● Exercise aim
Work out the number of lines containing "КОММУНИКАТИВНОГО". Give that number alone.
--- Begin ---
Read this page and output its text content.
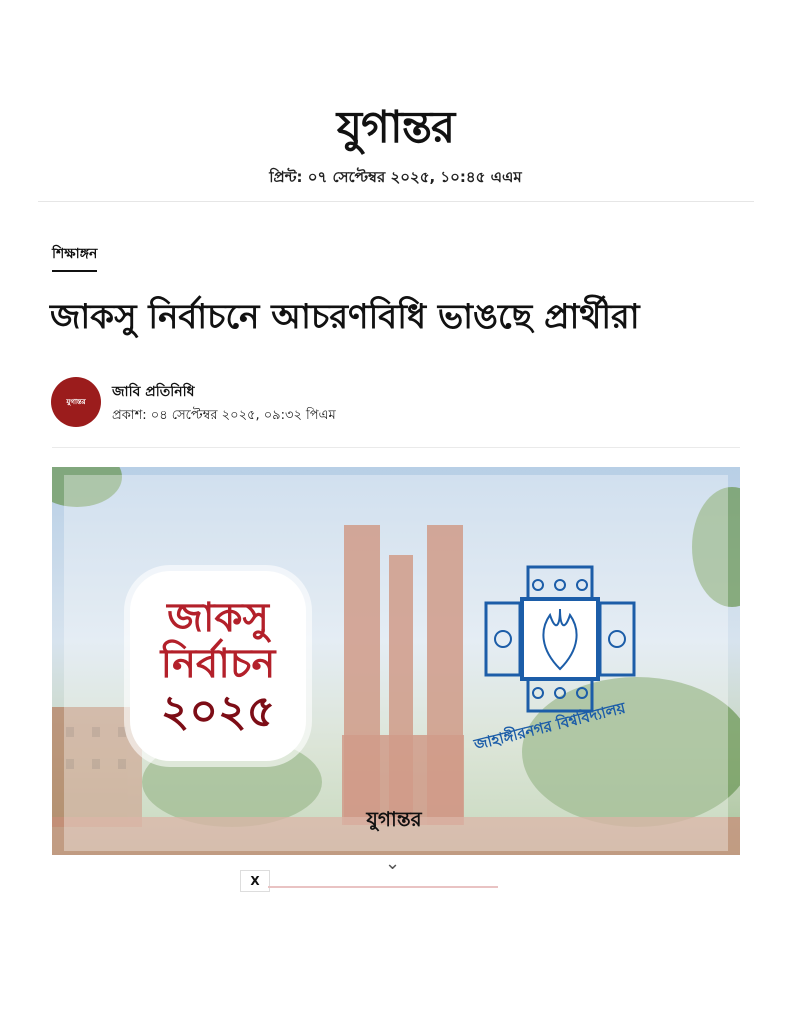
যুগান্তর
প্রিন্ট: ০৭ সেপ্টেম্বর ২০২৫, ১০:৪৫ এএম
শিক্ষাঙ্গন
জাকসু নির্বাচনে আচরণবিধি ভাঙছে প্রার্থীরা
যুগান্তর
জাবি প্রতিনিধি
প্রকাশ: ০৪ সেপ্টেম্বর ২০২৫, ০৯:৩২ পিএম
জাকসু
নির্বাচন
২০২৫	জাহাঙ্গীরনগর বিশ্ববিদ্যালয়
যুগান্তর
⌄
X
--- End ---
--- Begin ---
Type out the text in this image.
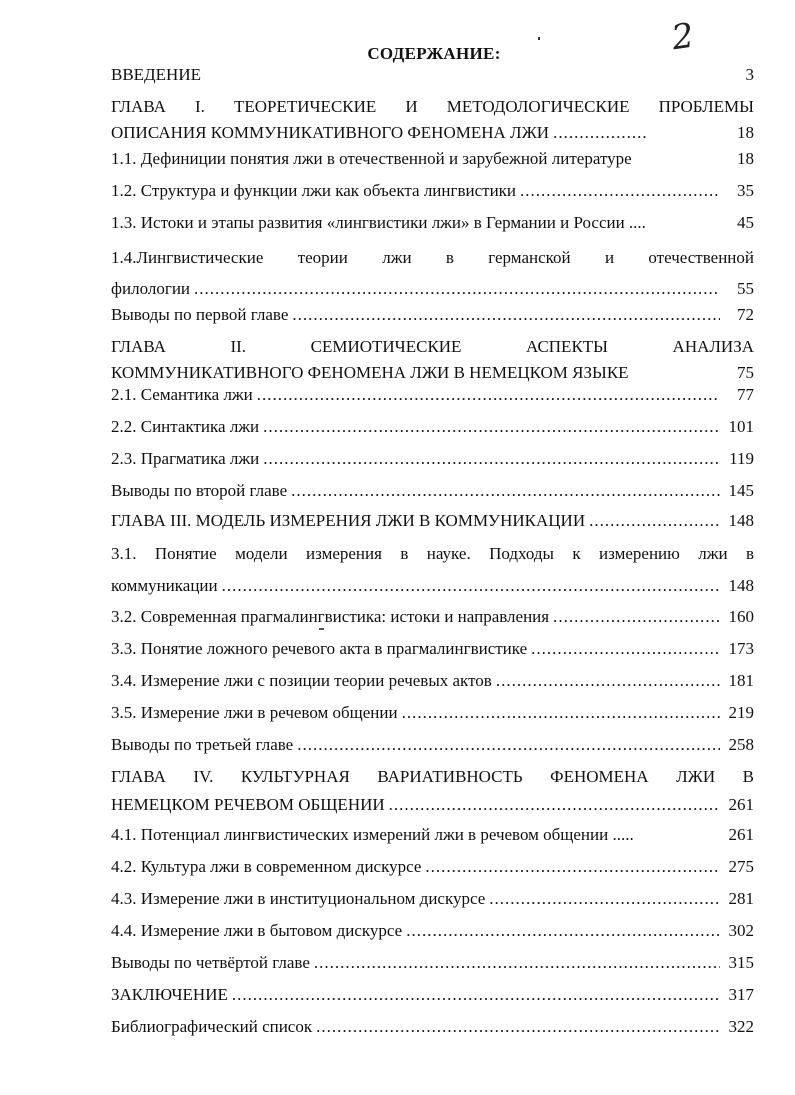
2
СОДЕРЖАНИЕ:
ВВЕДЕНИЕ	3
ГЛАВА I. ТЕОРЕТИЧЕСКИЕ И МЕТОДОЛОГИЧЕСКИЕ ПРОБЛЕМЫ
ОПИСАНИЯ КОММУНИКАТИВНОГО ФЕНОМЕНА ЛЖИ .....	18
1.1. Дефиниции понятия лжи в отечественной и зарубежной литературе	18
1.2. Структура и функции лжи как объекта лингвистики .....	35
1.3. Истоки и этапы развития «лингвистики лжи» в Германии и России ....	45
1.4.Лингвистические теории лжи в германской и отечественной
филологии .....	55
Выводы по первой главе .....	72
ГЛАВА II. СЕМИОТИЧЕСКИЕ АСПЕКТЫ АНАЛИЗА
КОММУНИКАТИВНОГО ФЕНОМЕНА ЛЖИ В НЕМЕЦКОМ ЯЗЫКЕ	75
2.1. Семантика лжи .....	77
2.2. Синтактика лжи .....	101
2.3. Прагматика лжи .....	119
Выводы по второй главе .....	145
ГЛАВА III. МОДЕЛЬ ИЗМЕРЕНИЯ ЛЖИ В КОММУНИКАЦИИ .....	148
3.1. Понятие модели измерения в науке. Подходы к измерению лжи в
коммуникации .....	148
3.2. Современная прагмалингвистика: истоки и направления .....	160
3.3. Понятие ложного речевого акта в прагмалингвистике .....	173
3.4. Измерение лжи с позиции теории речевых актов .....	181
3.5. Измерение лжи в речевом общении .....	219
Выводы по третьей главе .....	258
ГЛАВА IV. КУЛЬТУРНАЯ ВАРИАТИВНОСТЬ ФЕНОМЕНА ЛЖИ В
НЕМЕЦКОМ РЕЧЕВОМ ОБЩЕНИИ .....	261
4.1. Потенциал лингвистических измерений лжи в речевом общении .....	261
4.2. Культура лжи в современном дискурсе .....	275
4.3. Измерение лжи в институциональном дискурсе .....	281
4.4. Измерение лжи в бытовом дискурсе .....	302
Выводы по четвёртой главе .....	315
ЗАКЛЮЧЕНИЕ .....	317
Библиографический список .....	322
--- End ---
● Worked answer
2